■ THE REQUEST: Tally the lines with the word "сравнение" and report the number alone.

■ DATA SECTION:
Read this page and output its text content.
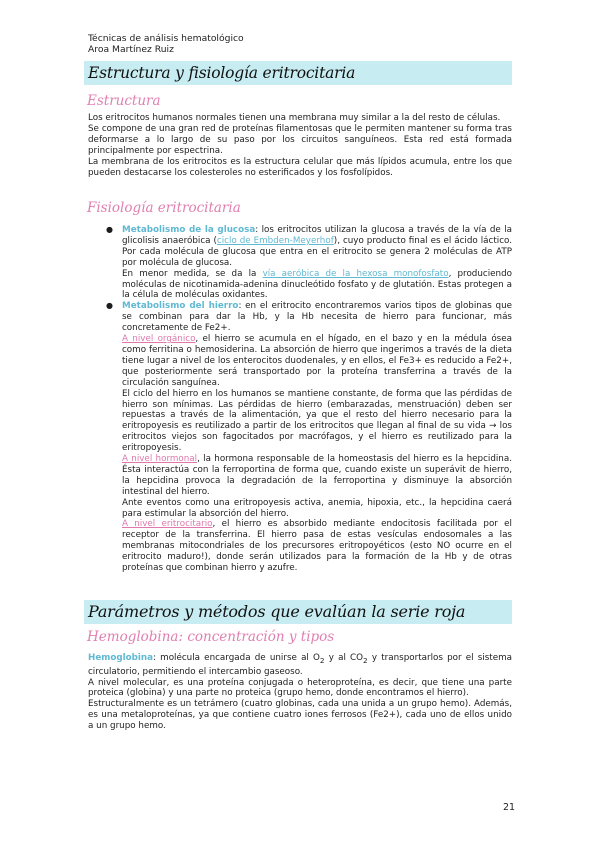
Técnicas de análisis hematológico
Aroa Martínez Ruiz
Estructura y fisiología eritrocitaria
Estructura

Los eritrocitos humanos normales tienen una membrana muy similar a la del resto de células.

Se compone de una gran red de proteínas filamentosas que le permiten mantener su forma tras deformarse a lo largo de su paso por los circuitos sanguíneos. Esta red está formada principalmente por espectrina.

La membrana de los eritrocitos es la estructura celular que más lípidos acumula, entre los que pueden destacarse los colesteroles no esterificados y los fosfolípidos.

Fisiología eritrocitaria
● Metabolismo de la glucosa: los eritrocitos utilizan la glucosa a través de la vía de la glicolisis anaeróbica (ciclo de Embden-Meyerhof), cuyo producto final es el ácido láctico. Por cada molécula de glucosa que entra en el eritrocito se genera 2 moléculas de ATP por molécula de glucosa.

En menor medida, se da la vía aeróbica de la hexosa monofosfato, produciendo moléculas de nicotinamida-adenina dinucleótido fosfato y de glutatión. Estas protegen a la célula de moléculas oxidantes.

● Metabolismo del hierro: en el eritrocito encontraremos varios tipos de globinas que se combinan para dar la Hb, y la Hb necesita de hierro para funcionar, más concretamente de Fe2+.

A nivel orgánico, el hierro se acumula en el hígado, en el bazo y en la médula ósea como ferritina o hemosiderina. La absorción de hierro que ingerimos a través de la dieta tiene lugar a nivel de los enterocitos duodenales, y en ellos, el Fe3+ es reducido a Fe2+, que posteriormente será transportado por la proteína transferrina a través de la circulación sanguínea.

El ciclo del hierro en los humanos se mantiene constante, de forma que las pérdidas de hierro son mínimas. Las pérdidas de hierro (embarazadas, menstruación) deben ser repuestas a través de la alimentación, ya que el resto del hierro necesario para la eritropoyesis es reutilizado a partir de los eritrocitos que llegan al final de su vida → los eritrocitos viejos son fagocitados por macrófagos, y el hierro es reutilizado para la eritropoyesis.

A nivel hormonal, la hormona responsable de la homeostasis del hierro es la hepcidina. Ésta interactúa con la ferroportina de forma que, cuando existe un superávit de hierro, la hepcidina provoca la degradación de la ferroportina y disminuye la absorción intestinal del hierro.

Ante eventos como una eritropoyesis activa, anemia, hipoxia, etc., la hepcidina caerá para estimular la absorción del hierro.

A nivel eritrocitario, el hierro es absorbido mediante endocitosis facilitada por el receptor de la transferrina. El hierro pasa de estas vesículas endosomales a las membranas mitocondriales de los precursores eritropoyéticos (esto NO ocurre en el eritrocito maduro!), donde serán utilizados para la formación de la Hb y de otras proteínas que combinan hierro y azufre.

Parámetros y métodos que evalúan la serie roja
Hemoglobina: concentración y tipos

Hemoglobina: molécula encargada de unirse al $O_2$ y al $CO_2$ y transportarlos por el sistema circulatorio, permitiendo el intercambio gaseoso.

A nivel molecular, es una proteína conjugada o heteroproteína, es decir, que tiene una parte proteica (globina) y una parte no proteica (grupo hemo, donde encontramos el hierro).

Estructuralmente es un tetrámero (cuatro globinas, cada una unida a un grupo hemo). Además, es una metaloproteínas, ya que contiene cuatro iones ferrosos (Fe2+), cada uno de ellos unido a un grupo hemo.

21
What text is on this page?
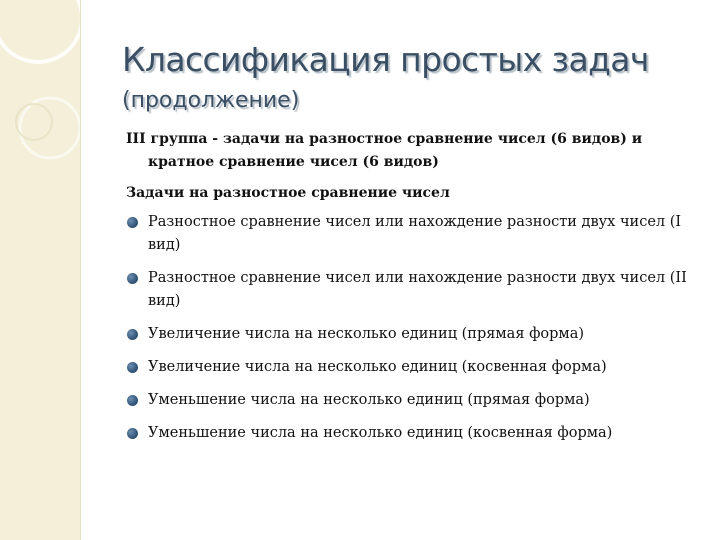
Классификация простых задач
(продолжение)
III группа - задачи на разностное сравнение чисел (6 видов) и кратное сравнение чисел (6 видов)
Задачи на разностное сравнение чисел
Разностное сравнение чисел или нахождение разности двух чисел (I вид)
Разностное сравнение чисел или нахождение разности двух чисел (II вид)
Увеличение числа на несколько единиц (прямая форма)
Увеличение числа на несколько единиц (косвенная форма)
Уменьшение числа на несколько единиц (прямая форма)
Уменьшение числа на несколько единиц (косвенная форма)
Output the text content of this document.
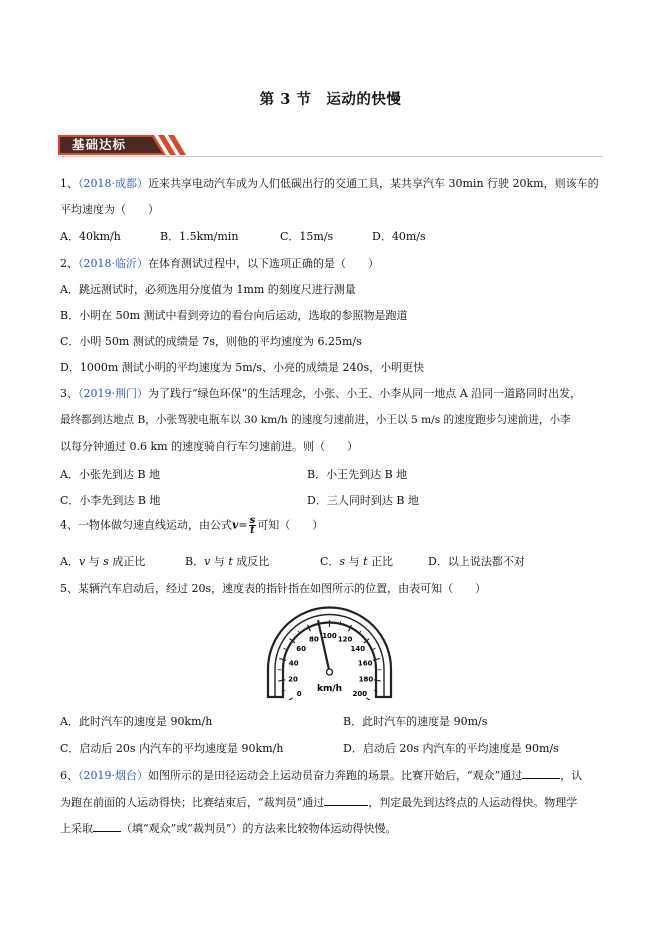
第 3 节　运动的快慢
基础达标
1、（2018·成都）近来共享电动汽车成为人们低碳出行的交通工具，某共享汽车 30min 行驶 20km，则该车的
平均速度为（　　）
A．40km/h	B．1.5km/min	C．15m/s	D．40m/s
2、（2018·临沂）在体育测试过程中，以下选项正确的是（　　）
A．跳远测试时，必须选用分度值为 1mm 的刻度尺进行测量
B．小明在 50m 测试中看到旁边的看台向后运动，选取的参照物是跑道
C．小明 50m 测试的成绩是 7s，则他的平均速度为 6.25m/s
D．1000m 测试小明的平均速度为 5m/s、小亮的成绩是 240s，小明更快
3、（2019·荆门）为了践行“绿色环保”的生活理念，小张、小王、小李从同一地点 A 沿同一道路同时出发，
最终都到达地点 B，小张驾驶电瓶车以 30 km/h 的速度匀速前进，小王以 5 m/s 的速度跑步匀速前进，小李
以每分钟通过 0.6 km 的速度骑自行车匀速前进。则（　　）
A．小张先到达 B 地	B．小王先到达 B 地
C．小李先到达 B 地	D．三人同时到达 B 地
4、一物体做匀速直线运动，由公式$v= \frac{s}{t}$ 可知（　　）
A．v 与 s 成正比	B．v 与 t 成反比	C．s 与 t 正比	D．以上说法都不对
5、某辆汽车启动后，经过 20s，速度表的指针指在如图所示的位置，由表可知（　　）
0
20
40
60
80 100 120
140
160
180
200
km/h
A．此时汽车的速度是 90km/h	B．此时汽车的速度是 90m/s
C．启动后 20s 内汽车的平均速度是 90km/h	D．启动后 20s 内汽车的平均速度是 90m/s
6、（2019·烟台）如图所示的是田径运动会上运动员奋力奔跑的场景。比赛开始后，“观众”通过	，认
为跑在前面的人运动得快；比赛结束后，“裁判员”通过	，判定最先到达终点的人运动得快。物理学
上采取	（填“观众”或“裁判员”）的方法来比较物体运动得快慢。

■ EXERCISE ANSWER: 4